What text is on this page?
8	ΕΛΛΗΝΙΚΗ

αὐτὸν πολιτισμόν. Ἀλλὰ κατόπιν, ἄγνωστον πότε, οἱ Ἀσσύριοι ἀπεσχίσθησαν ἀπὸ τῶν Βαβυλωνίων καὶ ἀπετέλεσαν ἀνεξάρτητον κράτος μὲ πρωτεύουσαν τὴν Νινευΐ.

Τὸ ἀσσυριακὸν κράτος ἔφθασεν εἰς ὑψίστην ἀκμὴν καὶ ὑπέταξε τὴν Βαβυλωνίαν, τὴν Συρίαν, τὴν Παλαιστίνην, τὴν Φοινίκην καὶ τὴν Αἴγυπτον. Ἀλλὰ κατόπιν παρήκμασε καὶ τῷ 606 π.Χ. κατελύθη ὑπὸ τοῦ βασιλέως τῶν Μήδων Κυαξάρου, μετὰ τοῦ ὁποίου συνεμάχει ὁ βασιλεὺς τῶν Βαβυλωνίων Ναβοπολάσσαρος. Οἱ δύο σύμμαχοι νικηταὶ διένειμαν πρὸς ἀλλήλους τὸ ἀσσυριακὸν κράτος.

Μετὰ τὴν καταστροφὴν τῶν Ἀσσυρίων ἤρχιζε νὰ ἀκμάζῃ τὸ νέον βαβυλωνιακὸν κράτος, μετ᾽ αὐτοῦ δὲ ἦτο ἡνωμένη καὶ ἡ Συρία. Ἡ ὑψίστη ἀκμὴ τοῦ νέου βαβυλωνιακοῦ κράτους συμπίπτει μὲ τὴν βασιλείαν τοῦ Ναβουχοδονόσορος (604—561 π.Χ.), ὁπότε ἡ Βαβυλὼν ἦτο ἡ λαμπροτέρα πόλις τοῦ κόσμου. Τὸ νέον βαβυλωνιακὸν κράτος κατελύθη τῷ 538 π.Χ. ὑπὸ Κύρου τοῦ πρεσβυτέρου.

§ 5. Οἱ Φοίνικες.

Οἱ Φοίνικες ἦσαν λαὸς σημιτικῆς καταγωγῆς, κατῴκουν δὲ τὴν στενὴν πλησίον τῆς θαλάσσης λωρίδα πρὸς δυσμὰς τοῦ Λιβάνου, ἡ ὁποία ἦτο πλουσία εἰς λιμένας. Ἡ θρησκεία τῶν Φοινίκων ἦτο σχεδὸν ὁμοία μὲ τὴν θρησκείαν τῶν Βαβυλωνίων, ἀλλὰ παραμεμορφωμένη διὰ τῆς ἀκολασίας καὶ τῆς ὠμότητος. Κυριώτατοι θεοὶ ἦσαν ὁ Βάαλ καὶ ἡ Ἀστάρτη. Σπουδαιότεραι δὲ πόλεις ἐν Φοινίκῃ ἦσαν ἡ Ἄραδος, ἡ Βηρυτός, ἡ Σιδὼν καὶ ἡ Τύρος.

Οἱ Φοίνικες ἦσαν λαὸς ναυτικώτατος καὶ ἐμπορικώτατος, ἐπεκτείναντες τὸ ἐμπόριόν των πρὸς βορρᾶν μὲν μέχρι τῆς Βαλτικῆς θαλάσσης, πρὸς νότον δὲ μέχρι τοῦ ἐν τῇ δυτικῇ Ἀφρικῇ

· · ·

→ GOAL
Reply with nothing except the number of lines in the listing above that include "Βαβυλωνίων".

→ RESPONSE FOR THIS EXERCISE
3